+++ Provided data
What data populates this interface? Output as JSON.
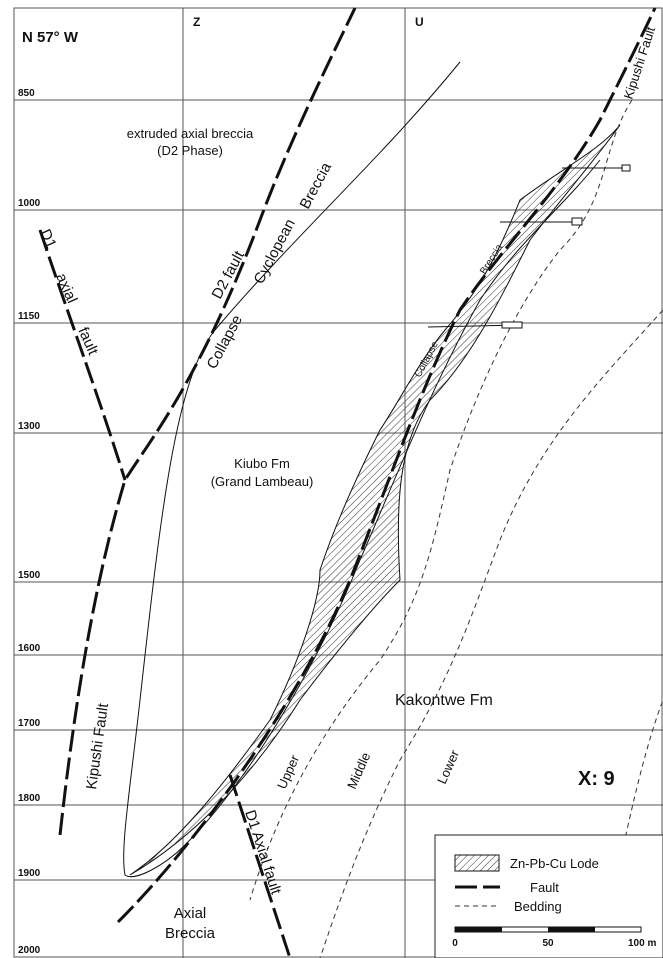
{
  "header": {
    "orientation": "N 57° W",
    "sections": [
      "Z",
      "U"
    ],
    "plate": "X: 9"
  },
  "depths": [
    "850",
    "1000",
    "1150",
    "1300",
    "1500",
    "1600",
    "1700",
    "1800",
    "1900",
    "2000"
  ],
  "labels": {
    "extruded": "extruded axial breccia",
    "phase": "(D2 Phase)",
    "d2_fault": "D2 fault",
    "ccb": [
      "Collapse",
      "Cyclopean",
      "Breccia"
    ],
    "d1_axial_fault": [
      "D1",
      "axial",
      "fault"
    ],
    "kiubo": "Kiubo Fm",
    "grand_lambeau": "(Grand Lambeau)",
    "kipushi_left": "Kipushi  Fault",
    "kipushi_right": "Kipushi Fault",
    "collapse_small": "Collapse",
    "breccia_small": "Breccia",
    "kakontwe": "Kakontwe  Fm",
    "members": [
      "Upper",
      "Middle",
      "Lower"
    ],
    "axial_breccia": [
      "Axial",
      "Breccia"
    ],
    "d1_axial_fault_bottom": "D1  Axial fault"
  },
  "legend": {
    "items": [
      "Zn-Pb-Cu Lode",
      "Fault",
      "Bedding"
    ],
    "scale": [
      "0",
      "50",
      "100 m"
    ]
  }
}
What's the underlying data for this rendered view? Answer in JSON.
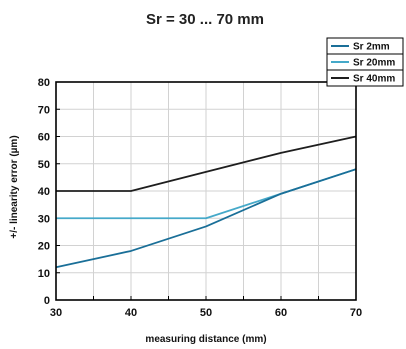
{
  "chart_data": {
    "type": "line",
    "title": "Sr = 30 ... 70 mm",
    "xlabel": "measuring distance (mm)",
    "ylabel": "+/- linearity error (µm)",
    "xlim": [
      30,
      70
    ],
    "ylim": [
      0,
      80
    ],
    "xticks": [
      30,
      40,
      50,
      60,
      70
    ],
    "yticks": [
      0,
      10,
      20,
      30,
      40,
      50,
      60,
      70,
      80
    ],
    "grid": true,
    "legend_position": "top-right",
    "series": [
      {
        "name": "Sr 2mm",
        "color": "#1a6f98",
        "x": [
          30,
          40,
          50,
          60,
          70
        ],
        "y": [
          12,
          18,
          27,
          39,
          48
        ]
      },
      {
        "name": "Sr 20mm",
        "color": "#45a9c9",
        "x": [
          30,
          40,
          50,
          60,
          70
        ],
        "y": [
          30,
          30,
          30,
          39,
          48
        ]
      },
      {
        "name": "Sr 40mm",
        "color": "#1e1e1e",
        "x": [
          30,
          40,
          50,
          60,
          70
        ],
        "y": [
          40,
          40,
          47,
          54,
          60
        ]
      }
    ]
  }
}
++++++
Task brief:
Gather each line of the listing that holds the string "color".

Solution to this exercise:
        "color": "#1a6f98",
        "color": "#45a9c9",
        "color": "#1e1e1e",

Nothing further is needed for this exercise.